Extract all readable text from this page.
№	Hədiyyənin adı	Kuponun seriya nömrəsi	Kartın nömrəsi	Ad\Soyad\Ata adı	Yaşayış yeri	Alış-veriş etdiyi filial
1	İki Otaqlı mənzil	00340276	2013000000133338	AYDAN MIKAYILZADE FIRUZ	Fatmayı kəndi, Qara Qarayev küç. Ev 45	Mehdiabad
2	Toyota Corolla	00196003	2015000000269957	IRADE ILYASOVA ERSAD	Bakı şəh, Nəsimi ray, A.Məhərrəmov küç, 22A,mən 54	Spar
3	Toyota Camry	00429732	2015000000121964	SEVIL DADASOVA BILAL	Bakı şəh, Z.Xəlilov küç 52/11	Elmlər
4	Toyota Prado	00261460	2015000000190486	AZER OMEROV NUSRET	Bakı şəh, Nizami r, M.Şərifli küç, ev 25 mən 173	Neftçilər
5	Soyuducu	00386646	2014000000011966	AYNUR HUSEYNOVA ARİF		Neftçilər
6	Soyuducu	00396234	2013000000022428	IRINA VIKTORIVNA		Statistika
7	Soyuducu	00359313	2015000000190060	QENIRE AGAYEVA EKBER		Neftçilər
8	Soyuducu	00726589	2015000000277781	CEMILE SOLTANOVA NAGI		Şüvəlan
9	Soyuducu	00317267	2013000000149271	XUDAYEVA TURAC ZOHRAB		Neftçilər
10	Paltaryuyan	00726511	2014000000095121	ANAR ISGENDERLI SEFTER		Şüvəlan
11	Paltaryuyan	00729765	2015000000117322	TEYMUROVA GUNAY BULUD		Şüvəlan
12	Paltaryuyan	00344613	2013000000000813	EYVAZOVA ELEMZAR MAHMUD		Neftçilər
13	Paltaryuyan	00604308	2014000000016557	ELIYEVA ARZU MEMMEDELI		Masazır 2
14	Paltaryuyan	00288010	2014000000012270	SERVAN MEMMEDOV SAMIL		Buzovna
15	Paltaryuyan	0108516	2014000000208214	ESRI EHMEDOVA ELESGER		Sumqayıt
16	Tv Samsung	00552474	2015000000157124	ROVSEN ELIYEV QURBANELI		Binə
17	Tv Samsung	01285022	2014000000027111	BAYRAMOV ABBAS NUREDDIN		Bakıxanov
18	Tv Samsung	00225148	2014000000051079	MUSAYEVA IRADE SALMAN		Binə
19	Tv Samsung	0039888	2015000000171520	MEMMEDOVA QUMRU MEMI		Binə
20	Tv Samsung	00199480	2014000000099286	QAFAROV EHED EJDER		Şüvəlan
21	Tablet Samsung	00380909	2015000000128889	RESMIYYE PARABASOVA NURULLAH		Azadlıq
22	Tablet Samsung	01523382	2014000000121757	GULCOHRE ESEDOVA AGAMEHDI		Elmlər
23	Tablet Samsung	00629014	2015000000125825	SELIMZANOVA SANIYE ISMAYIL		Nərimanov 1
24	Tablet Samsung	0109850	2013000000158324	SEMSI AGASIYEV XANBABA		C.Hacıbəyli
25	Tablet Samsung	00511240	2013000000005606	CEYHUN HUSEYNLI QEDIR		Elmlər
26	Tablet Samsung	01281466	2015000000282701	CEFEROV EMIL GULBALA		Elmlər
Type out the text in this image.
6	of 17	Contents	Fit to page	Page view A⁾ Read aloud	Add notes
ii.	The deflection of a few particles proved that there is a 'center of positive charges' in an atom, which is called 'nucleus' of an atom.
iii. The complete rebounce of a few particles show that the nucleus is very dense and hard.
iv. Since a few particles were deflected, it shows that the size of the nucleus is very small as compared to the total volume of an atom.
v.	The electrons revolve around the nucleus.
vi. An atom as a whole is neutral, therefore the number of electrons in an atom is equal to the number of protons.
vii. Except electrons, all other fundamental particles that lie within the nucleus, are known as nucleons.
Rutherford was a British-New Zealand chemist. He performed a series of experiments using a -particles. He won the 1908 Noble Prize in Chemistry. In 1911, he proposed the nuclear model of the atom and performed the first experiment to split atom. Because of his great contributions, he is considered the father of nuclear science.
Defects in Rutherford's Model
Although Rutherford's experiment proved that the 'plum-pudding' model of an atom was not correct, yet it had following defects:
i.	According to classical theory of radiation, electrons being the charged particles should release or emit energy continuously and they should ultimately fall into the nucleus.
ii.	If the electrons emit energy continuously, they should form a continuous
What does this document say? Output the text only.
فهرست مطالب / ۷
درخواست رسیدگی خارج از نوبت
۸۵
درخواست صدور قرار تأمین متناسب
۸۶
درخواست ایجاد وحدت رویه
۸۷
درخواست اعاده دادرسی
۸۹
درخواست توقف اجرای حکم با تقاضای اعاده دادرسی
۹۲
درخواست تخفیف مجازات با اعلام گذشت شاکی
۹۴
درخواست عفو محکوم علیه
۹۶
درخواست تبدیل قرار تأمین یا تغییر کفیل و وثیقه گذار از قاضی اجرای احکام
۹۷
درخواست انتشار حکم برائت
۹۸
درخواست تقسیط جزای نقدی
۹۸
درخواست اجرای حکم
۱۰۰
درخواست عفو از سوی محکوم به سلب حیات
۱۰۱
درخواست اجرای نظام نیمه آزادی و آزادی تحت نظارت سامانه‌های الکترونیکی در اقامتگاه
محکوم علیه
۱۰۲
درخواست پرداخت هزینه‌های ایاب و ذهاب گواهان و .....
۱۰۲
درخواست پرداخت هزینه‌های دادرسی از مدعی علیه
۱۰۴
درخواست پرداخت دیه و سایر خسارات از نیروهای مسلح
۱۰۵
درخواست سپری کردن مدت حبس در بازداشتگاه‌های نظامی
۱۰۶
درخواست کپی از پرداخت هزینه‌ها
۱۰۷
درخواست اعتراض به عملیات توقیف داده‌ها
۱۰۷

· · · · · · ·

▶ **WORK TO COMPLETE**
Reproduce the lines of the entries above exactly, but only from the line containing "What does this" through the final line.

▶ **EXPECTED ANSWER**
What does this document say? Output the text only.
فهرست مطالب / ۷
درخواست رسیدگی خارج از نوبت
۸۵
درخواست صدور قرار تأمین متناسب
۸۶
درخواست ایجاد وحدت رویه
۸۷
درخواست اعاده دادرسی
۸۹
درخواست توقف اجرای حکم با تقاضای اعاده دادرسی
۹۲
درخواست تخفیف مجازات با اعلام گذشت شاکی
۹۴
درخواست عفو محکوم علیه
۹۶
درخواست تبدیل قرار تأمین یا تغییر کفیل و وثیقه گذار از قاضی اجرای احکام
۹۷
درخواست انتشار حکم برائت
۹۸
درخواست تقسیط جزای نقدی
۹۸
درخواست اجرای حکم
۱۰۰
درخواست عفو از سوی محکوم به سلب حیات
۱۰۱
درخواست اجرای نظام نیمه آزادی و آزادی تحت نظارت سامانه‌های الکترونیکی در اقامتگاه
محکوم علیه
۱۰۲
درخواست پرداخت هزینه‌های ایاب و ذهاب گواهان و .....
۱۰۲
درخواست پرداخت هزینه‌های دادرسی از مدعی علیه
۱۰۴
درخواست پرداخت دیه و سایر خسارات از نیروهای مسلح
۱۰۵
درخواست سپری کردن مدت حبس در بازداشتگاه‌های نظامی
۱۰۶
درخواست کپی از پرداخت هزینه‌ها
۱۰۷
درخواست اعتراض به عملیات توقیف داده‌ها
۱۰۷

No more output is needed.